• **DIRECTIONS**
Quote the listing below in its entirety.

• **RECORDS TO USE**

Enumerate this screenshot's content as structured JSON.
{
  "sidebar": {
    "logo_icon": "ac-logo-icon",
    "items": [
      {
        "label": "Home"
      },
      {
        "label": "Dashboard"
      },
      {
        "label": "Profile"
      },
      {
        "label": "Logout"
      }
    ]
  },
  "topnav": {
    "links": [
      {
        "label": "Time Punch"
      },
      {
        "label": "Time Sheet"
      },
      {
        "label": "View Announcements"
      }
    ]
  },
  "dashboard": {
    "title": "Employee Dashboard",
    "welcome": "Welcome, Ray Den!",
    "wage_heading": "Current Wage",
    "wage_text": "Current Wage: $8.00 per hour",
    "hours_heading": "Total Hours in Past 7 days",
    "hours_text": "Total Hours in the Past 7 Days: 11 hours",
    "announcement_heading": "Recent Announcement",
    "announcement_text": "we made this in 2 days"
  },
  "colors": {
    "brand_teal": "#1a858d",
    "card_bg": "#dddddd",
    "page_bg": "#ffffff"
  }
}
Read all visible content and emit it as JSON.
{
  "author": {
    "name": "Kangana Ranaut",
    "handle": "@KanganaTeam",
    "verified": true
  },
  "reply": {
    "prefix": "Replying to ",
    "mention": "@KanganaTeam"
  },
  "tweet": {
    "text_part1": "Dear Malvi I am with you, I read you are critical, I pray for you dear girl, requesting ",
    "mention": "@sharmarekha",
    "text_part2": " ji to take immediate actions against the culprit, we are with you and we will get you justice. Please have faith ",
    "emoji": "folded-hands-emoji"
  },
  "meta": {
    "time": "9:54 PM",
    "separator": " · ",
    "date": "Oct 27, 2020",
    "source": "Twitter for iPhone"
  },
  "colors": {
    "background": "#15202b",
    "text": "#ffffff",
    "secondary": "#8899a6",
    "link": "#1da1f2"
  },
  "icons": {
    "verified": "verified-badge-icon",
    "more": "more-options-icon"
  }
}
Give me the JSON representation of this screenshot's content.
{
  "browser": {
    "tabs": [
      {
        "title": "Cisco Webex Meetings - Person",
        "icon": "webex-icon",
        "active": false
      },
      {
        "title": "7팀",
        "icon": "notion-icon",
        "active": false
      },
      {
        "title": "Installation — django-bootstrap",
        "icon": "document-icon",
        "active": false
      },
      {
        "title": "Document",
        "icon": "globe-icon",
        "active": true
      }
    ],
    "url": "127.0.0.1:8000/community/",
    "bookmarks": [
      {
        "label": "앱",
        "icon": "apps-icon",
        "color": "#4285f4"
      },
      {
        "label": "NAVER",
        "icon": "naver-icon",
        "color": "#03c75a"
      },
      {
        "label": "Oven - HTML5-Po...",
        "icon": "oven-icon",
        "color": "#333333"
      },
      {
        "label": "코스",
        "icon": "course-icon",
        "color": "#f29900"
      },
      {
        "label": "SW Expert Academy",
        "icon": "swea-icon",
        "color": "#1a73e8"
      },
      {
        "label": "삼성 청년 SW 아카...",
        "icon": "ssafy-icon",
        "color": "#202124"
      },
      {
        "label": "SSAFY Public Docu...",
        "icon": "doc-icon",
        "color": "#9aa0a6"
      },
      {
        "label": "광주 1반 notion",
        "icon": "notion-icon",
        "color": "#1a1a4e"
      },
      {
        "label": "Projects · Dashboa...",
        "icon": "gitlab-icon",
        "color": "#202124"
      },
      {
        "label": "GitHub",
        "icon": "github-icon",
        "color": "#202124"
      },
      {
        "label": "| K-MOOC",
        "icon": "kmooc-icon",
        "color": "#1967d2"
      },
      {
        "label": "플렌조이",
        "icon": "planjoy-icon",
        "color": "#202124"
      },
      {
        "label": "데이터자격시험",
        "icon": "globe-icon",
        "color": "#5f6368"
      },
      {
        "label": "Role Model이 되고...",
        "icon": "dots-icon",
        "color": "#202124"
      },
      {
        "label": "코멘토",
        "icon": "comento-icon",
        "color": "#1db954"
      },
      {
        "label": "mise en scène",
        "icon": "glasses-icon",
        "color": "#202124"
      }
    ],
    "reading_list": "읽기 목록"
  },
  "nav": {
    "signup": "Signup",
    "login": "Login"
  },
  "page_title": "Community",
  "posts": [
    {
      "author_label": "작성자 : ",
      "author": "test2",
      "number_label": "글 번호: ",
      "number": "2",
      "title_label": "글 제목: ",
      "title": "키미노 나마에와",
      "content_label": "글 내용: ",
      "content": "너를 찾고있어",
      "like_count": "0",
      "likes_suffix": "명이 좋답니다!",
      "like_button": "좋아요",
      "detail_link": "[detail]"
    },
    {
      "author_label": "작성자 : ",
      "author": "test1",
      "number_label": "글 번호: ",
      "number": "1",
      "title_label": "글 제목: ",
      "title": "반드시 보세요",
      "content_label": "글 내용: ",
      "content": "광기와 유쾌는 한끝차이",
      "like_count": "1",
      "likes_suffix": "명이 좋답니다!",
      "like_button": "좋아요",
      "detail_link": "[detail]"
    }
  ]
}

• **REPLY TO THE EXERCISE**
Enumerate this screenshot's content as structured JSON.
{
  "sidebar": {
    "logo_icon": "ac-logo-icon",
    "items": [
      {
        "label": "Home"
      },
      {
        "label": "Dashboard"
      },
      {
        "label": "Profile"
      },
      {
        "label": "Logout"
      }
    ]
  },
  "topnav": {
    "links": [
      {
        "label": "Time Punch"
      },
      {
        "label": "Time Sheet"
      },
      {
        "label": "View Announcements"
      }
    ]
  },
  "dashboard": {
    "title": "Employee Dashboard",
    "welcome": "Welcome, Ray Den!",
    "wage_heading": "Current Wage",
    "wage_text": "Current Wage: $8.00 per hour",
    "hours_heading": "Total Hours in Past 7 days",
    "hours_text": "Total Hours in the Past 7 Days: 11 hours",
    "announcement_heading": "Recent Announcement",
    "announcement_text": "we made this in 2 days"
  },
  "colors": {
    "brand_teal": "#1a858d",
    "card_bg": "#dddddd",
    "page_bg": "#ffffff"
  }
}
Read all visible content and emit it as JSON.
{
  "author": {
    "name": "Kangana Ranaut",
    "handle": "@KanganaTeam",
    "verified": true
  },
  "reply": {
    "prefix": "Replying to ",
    "mention": "@KanganaTeam"
  },
  "tweet": {
    "text_part1": "Dear Malvi I am with you, I read you are critical, I pray for you dear girl, requesting ",
    "mention": "@sharmarekha",
    "text_part2": " ji to take immediate actions against the culprit, we are with you and we will get you justice. Please have faith ",
    "emoji": "folded-hands-emoji"
  },
  "meta": {
    "time": "9:54 PM",
    "separator": " · ",
    "date": "Oct 27, 2020",
    "source": "Twitter for iPhone"
  },
  "colors": {
    "background": "#15202b",
    "text": "#ffffff",
    "secondary": "#8899a6",
    "link": "#1da1f2"
  },
  "icons": {
    "verified": "verified-badge-icon",
    "more": "more-options-icon"
  }
}
Give me the JSON representation of this screenshot's content.
{
  "browser": {
    "tabs": [
      {
        "title": "Cisco Webex Meetings - Person",
        "icon": "webex-icon",
        "active": false
      },
      {
        "title": "7팀",
        "icon": "notion-icon",
        "active": false
      },
      {
        "title": "Installation — django-bootstrap",
        "icon": "document-icon",
        "active": false
      },
      {
        "title": "Document",
        "icon": "globe-icon",
        "active": true
      }
    ],
    "url": "127.0.0.1:8000/community/",
    "bookmarks": [
      {
        "label": "앱",
        "icon": "apps-icon",
        "color": "#4285f4"
      },
      {
        "label": "NAVER",
        "icon": "naver-icon",
        "color": "#03c75a"
      },
      {
        "label": "Oven - HTML5-Po...",
        "icon": "oven-icon",
        "color": "#333333"
      },
      {
        "label": "코스",
        "icon": "course-icon",
        "color": "#f29900"
      },
      {
        "label": "SW Expert Academy",
        "icon": "swea-icon",
        "color": "#1a73e8"
      },
      {
        "label": "삼성 청년 SW 아카...",
        "icon": "ssafy-icon",
        "color": "#202124"
      },
      {
        "label": "SSAFY Public Docu...",
        "icon": "doc-icon",
        "color": "#9aa0a6"
      },
      {
        "label": "광주 1반 notion",
        "icon": "notion-icon",
        "color": "#1a1a4e"
      },
      {
        "label": "Projects · Dashboa...",
        "icon": "gitlab-icon",
        "color": "#202124"
      },
      {
        "label": "GitHub",
        "icon": "github-icon",
        "color": "#202124"
      },
      {
        "label": "| K-MOOC",
        "icon": "kmooc-icon",
        "color": "#1967d2"
      },
      {
        "label": "플렌조이",
        "icon": "planjoy-icon",
        "color": "#202124"
      },
      {
        "label": "데이터자격시험",
        "icon": "globe-icon",
        "color": "#5f6368"
      },
      {
        "label": "Role Model이 되고...",
        "icon": "dots-icon",
        "color": "#202124"
      },
      {
        "label": "코멘토",
        "icon": "comento-icon",
        "color": "#1db954"
      },
      {
        "label": "mise en scène",
        "icon": "glasses-icon",
        "color": "#202124"
      }
    ],
    "reading_list": "읽기 목록"
  },
  "nav": {
    "signup": "Signup",
    "login": "Login"
  },
  "page_title": "Community",
  "posts": [
    {
      "author_label": "작성자 : ",
      "author": "test2",
      "number_label": "글 번호: ",
      "number": "2",
      "title_label": "글 제목: ",
      "title": "키미노 나마에와",
      "content_label": "글 내용: ",
      "content": "너를 찾고있어",
      "like_count": "0",
      "likes_suffix": "명이 좋답니다!",
      "like_button": "좋아요",
      "detail_link": "[detail]"
    },
    {
      "author_label": "작성자 : ",
      "author": "test1",
      "number_label": "글 번호: ",
      "number": "1",
      "title_label": "글 제목: ",
      "title": "반드시 보세요",
      "content_label": "글 내용: ",
      "content": "광기와 유쾌는 한끝차이",
      "like_count": "1",
      "likes_suffix": "명이 좋답니다!",
      "like_button": "좋아요",
      "detail_link": "[detail]"
    }
  ]
}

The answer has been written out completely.